═════ Dataset excerpts
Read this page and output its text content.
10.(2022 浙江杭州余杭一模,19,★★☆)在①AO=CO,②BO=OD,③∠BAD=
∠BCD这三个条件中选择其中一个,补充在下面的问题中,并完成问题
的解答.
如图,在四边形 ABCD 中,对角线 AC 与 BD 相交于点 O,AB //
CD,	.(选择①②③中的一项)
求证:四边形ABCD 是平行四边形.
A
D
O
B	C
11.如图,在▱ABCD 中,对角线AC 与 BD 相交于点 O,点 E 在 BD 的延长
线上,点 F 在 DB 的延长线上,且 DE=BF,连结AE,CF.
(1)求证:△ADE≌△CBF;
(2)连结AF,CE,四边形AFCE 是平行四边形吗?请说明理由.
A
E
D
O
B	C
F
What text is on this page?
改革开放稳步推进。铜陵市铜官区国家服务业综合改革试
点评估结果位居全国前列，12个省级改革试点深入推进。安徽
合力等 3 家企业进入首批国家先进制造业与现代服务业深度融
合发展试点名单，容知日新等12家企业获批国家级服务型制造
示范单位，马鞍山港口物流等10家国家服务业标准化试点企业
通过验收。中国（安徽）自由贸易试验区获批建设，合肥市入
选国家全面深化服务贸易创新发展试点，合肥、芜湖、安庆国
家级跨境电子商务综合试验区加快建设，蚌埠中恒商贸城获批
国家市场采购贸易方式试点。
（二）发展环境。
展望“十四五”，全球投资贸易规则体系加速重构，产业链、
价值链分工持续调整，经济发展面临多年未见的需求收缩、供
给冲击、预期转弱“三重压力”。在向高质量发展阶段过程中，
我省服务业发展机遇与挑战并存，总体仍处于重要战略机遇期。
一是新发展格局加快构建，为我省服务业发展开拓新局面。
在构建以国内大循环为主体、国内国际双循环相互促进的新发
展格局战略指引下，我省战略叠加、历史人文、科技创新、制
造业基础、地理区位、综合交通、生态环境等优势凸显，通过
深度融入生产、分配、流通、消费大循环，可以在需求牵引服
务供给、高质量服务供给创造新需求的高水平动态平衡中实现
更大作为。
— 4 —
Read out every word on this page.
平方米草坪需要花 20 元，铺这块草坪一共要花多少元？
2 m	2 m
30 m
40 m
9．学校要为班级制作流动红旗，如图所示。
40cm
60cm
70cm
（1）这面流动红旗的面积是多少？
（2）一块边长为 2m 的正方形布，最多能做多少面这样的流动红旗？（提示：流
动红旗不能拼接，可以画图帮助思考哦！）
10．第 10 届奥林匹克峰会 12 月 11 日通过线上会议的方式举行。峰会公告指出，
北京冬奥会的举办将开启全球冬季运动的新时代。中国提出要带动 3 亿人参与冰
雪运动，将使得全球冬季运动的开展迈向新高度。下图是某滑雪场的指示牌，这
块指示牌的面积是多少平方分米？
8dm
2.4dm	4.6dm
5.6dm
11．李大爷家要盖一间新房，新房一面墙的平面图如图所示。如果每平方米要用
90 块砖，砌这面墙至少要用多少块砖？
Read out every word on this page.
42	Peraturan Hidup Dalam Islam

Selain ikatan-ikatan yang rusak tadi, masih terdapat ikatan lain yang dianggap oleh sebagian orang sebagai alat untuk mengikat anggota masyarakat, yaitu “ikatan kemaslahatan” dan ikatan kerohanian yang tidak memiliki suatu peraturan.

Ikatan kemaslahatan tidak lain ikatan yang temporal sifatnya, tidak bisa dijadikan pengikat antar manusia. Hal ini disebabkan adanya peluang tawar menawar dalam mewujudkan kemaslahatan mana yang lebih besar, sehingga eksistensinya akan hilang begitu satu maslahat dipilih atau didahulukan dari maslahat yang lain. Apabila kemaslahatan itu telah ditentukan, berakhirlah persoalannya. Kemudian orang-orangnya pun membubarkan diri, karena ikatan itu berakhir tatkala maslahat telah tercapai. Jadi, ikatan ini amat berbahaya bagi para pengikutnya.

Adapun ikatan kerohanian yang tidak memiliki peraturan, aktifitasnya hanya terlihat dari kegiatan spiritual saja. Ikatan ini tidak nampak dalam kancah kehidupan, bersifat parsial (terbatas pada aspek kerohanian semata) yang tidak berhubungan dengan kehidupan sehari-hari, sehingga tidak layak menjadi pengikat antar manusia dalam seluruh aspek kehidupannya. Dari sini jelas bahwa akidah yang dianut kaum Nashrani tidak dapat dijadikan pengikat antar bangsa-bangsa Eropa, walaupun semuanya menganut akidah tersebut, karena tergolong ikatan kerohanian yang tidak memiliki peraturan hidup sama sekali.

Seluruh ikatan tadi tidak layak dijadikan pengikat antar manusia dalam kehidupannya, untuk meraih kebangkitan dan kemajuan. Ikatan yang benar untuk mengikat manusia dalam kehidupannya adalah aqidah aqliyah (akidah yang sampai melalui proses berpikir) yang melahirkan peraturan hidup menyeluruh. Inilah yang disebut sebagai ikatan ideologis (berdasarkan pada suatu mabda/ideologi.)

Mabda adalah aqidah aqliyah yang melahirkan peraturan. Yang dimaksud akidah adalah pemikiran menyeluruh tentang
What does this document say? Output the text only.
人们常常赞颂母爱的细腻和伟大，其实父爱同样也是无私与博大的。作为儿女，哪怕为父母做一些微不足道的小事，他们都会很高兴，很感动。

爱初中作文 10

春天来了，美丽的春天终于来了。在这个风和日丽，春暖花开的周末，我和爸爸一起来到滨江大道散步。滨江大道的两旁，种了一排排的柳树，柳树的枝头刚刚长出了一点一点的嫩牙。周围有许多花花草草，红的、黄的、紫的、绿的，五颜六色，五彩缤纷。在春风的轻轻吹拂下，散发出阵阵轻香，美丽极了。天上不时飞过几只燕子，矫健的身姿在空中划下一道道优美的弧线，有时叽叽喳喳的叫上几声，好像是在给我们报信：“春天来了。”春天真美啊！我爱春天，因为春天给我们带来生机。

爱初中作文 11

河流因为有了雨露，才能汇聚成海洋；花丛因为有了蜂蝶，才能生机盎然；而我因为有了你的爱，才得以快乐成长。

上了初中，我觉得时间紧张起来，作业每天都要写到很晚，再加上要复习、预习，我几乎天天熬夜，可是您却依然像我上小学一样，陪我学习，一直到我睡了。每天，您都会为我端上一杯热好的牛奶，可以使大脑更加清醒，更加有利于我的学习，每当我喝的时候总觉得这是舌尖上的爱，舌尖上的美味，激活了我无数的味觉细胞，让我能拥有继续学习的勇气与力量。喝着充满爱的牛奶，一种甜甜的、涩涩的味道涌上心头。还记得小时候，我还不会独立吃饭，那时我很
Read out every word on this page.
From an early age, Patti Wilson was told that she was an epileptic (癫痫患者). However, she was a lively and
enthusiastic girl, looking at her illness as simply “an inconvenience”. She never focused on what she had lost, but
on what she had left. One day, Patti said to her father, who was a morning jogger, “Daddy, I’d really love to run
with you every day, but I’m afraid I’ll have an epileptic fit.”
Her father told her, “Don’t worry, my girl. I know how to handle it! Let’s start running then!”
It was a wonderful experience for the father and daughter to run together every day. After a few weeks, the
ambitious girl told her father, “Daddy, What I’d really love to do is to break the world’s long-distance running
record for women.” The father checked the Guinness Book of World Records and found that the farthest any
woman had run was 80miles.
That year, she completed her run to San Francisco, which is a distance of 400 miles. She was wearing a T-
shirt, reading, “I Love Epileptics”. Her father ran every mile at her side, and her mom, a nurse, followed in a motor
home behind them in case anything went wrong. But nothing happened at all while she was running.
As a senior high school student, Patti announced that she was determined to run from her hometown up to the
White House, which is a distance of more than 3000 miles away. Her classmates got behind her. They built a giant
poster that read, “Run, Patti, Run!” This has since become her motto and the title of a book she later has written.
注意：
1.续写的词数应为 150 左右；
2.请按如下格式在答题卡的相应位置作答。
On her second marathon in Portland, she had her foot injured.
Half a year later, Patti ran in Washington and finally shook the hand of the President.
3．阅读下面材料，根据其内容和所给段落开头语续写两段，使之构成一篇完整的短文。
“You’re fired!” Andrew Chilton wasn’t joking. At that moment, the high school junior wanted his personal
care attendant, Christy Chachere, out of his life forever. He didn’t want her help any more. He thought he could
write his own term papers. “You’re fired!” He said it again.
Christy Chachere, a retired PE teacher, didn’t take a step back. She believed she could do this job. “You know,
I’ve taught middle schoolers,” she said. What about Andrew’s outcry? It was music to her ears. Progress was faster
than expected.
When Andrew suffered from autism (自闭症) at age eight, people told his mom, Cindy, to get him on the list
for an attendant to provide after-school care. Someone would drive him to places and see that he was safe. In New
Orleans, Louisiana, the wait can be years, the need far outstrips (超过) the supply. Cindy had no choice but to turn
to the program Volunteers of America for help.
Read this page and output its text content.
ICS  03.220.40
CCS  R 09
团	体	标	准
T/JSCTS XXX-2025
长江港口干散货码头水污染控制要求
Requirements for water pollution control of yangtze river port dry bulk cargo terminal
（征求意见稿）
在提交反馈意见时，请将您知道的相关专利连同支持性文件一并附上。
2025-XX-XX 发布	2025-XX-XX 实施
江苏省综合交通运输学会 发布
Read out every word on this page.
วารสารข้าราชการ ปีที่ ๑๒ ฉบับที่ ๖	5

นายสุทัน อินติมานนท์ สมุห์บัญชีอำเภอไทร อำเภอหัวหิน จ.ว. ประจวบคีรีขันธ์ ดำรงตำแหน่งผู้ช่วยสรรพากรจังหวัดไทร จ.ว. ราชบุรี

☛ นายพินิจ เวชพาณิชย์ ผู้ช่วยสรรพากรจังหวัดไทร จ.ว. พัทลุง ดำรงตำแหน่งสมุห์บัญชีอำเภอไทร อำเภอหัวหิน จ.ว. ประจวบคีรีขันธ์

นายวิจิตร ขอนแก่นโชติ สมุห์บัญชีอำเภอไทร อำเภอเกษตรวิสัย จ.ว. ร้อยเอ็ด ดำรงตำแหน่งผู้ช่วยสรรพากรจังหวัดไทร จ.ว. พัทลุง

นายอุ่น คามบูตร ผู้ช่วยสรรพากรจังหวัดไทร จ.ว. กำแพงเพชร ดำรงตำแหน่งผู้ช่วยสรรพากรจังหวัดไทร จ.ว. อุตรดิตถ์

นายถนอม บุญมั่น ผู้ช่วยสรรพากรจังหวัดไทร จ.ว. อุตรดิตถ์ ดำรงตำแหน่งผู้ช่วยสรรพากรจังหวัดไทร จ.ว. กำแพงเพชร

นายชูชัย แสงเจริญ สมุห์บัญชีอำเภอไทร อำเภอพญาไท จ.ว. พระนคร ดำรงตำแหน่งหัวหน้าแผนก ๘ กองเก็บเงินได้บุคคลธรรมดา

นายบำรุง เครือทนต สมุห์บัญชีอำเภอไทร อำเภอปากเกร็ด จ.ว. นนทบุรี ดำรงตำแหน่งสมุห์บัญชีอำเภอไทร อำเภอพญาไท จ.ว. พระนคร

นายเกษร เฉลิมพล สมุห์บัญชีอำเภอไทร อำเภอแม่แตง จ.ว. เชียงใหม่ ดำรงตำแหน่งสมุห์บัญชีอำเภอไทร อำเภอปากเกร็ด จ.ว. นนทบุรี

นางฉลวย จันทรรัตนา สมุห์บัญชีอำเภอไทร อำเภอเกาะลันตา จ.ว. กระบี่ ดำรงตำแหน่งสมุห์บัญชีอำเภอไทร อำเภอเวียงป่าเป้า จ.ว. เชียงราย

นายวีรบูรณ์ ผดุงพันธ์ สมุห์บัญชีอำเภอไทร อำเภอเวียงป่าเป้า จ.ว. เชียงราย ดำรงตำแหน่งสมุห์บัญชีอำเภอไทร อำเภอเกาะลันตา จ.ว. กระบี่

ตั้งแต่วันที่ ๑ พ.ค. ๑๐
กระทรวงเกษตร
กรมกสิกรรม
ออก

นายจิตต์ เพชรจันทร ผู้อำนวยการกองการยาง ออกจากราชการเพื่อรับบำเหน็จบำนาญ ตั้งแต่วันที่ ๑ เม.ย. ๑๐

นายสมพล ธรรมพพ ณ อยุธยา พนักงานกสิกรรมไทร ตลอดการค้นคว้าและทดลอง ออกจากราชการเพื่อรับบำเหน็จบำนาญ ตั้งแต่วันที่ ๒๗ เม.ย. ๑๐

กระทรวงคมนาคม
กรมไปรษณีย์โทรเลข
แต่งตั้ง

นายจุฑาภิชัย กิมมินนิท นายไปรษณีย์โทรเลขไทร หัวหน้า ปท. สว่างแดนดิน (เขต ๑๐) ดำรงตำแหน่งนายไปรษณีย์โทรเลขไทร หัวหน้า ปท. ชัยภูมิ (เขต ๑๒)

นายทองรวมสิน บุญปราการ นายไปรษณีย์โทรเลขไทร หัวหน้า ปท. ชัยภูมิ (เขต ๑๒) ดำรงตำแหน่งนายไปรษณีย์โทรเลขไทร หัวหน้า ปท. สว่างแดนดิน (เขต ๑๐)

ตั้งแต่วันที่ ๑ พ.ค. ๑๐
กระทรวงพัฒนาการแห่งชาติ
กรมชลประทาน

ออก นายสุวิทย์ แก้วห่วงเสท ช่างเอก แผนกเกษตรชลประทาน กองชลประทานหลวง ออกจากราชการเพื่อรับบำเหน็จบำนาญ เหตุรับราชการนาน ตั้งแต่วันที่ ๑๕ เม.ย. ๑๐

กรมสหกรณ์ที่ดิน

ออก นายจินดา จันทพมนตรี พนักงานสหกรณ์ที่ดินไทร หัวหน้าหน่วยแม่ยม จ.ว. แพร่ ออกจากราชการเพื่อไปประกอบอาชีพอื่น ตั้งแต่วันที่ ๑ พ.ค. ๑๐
══════════
- Work to do -
In the records above, locate the lines holding the word "ยงราย". Copy each of them.

- Exercise result -
นางฉลวย จันทรรัตนา สมุห์บัญชีอำเภอไทร อำเภอเกาะลันตา จ.ว. กระบี่ ดำรงตำแหน่งสมุห์บัญชีอำเภอไทร อำเภอเวียงป่าเป้า จ.ว. เชียงราย
นายวีรบูรณ์ ผดุงพันธ์ สมุห์บัญชีอำเภอไทร อำเภอเวียงป่าเป้า จ.ว. เชียงราย ดำรงตำแหน่งสมุห์บัญชีอำเภอไทร อำเภอเกาะลันตา จ.ว. กระบี่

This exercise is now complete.